**What to do:**
Collect from the data below each line with "femme".

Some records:

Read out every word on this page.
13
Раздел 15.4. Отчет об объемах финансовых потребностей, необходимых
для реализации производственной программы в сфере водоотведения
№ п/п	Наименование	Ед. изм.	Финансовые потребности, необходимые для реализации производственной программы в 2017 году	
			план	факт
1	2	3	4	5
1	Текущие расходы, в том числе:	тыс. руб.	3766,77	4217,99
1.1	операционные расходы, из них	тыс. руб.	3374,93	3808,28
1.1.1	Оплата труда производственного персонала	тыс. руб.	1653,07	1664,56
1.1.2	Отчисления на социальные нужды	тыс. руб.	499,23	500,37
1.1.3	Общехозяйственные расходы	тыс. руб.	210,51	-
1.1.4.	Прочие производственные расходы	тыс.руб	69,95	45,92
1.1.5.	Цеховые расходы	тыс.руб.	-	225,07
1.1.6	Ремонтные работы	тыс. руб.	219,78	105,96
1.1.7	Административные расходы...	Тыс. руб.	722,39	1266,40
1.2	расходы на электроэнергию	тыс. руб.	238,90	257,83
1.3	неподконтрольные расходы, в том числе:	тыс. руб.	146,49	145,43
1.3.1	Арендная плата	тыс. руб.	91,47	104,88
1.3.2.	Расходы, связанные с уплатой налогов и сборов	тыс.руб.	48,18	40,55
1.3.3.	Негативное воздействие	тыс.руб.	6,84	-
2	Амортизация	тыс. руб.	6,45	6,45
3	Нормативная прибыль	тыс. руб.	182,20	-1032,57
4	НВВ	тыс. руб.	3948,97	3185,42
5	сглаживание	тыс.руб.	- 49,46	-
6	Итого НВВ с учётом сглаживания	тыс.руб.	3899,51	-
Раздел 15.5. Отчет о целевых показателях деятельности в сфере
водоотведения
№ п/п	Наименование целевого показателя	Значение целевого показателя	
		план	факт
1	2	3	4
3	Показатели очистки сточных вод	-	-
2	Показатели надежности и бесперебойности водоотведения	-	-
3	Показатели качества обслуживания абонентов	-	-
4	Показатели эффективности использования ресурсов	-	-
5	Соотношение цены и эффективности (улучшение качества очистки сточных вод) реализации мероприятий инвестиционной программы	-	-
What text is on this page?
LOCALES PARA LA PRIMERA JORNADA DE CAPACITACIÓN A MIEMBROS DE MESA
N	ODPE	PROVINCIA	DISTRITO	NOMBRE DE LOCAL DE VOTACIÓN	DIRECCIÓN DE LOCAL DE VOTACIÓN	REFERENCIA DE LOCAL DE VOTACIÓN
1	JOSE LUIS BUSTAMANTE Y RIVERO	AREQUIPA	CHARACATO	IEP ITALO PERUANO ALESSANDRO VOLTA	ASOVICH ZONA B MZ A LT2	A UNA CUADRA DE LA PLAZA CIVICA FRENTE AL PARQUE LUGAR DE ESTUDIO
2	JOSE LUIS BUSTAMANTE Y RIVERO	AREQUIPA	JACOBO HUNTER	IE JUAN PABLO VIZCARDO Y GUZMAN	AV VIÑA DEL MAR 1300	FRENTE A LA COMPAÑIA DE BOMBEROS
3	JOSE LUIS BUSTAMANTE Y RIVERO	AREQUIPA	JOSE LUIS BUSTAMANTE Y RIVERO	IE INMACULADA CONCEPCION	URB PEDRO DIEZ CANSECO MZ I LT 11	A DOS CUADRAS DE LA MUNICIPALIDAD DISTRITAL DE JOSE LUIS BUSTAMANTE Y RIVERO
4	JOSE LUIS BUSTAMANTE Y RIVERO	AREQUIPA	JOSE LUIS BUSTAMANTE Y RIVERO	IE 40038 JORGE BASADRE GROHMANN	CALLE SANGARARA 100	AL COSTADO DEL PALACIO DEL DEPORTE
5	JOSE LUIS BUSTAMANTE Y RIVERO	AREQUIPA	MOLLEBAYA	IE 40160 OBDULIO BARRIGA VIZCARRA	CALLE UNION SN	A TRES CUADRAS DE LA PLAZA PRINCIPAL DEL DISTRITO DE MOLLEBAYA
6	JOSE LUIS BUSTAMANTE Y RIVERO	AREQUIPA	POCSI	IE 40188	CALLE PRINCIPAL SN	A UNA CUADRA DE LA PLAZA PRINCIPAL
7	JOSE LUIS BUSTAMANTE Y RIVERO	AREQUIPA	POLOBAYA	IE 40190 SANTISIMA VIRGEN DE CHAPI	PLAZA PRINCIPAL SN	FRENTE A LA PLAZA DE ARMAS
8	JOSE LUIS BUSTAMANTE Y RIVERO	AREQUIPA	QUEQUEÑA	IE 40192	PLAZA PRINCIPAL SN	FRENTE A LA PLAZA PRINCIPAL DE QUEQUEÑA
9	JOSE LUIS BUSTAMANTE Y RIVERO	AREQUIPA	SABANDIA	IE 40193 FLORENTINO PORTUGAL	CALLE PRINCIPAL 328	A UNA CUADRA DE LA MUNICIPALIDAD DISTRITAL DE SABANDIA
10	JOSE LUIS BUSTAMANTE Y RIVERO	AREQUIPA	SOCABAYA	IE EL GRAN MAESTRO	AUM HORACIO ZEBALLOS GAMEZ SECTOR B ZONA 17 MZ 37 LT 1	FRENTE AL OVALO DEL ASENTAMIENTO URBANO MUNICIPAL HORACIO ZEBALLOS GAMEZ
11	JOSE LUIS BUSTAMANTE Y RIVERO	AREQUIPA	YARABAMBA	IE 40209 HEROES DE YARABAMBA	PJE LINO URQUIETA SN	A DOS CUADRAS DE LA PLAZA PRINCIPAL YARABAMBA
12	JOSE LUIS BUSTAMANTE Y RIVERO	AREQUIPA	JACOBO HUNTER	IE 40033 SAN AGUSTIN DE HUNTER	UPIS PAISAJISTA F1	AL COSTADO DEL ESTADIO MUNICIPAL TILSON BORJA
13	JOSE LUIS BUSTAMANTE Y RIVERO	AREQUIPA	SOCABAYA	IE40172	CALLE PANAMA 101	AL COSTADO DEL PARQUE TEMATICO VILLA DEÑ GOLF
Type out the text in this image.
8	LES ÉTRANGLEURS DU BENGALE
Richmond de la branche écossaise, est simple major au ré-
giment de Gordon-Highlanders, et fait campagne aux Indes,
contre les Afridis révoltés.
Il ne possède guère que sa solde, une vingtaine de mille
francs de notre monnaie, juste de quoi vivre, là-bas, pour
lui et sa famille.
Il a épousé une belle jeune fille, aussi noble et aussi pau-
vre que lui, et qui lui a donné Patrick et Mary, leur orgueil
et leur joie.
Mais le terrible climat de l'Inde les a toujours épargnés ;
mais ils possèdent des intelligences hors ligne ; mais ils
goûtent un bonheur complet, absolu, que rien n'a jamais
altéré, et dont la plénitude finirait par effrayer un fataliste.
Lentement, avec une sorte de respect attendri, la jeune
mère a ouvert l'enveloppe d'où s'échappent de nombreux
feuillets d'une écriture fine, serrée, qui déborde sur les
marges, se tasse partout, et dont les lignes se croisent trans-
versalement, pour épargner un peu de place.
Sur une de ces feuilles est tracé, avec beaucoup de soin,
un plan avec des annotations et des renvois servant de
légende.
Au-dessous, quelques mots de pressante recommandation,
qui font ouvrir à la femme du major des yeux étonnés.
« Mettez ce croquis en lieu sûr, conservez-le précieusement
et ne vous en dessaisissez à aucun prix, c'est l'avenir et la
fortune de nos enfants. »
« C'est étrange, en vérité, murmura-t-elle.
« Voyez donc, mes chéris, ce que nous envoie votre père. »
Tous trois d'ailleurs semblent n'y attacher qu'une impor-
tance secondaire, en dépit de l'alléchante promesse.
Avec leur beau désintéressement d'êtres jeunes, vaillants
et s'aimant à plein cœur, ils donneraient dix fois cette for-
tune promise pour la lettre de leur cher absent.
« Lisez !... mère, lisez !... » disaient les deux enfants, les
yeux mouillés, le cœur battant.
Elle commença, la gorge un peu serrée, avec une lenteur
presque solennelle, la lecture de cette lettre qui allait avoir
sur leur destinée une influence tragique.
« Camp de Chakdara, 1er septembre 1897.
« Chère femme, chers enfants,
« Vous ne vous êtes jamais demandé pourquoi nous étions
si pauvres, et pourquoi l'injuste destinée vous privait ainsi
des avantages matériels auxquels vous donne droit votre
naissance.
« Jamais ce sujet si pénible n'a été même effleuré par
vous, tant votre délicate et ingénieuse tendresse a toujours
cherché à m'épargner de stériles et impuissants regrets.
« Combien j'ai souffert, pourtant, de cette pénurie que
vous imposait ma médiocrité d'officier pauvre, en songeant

**Answer in full:**
qui font ouvrir à la femme du major des yeux étonnés.
« Chère femme, chers enfants,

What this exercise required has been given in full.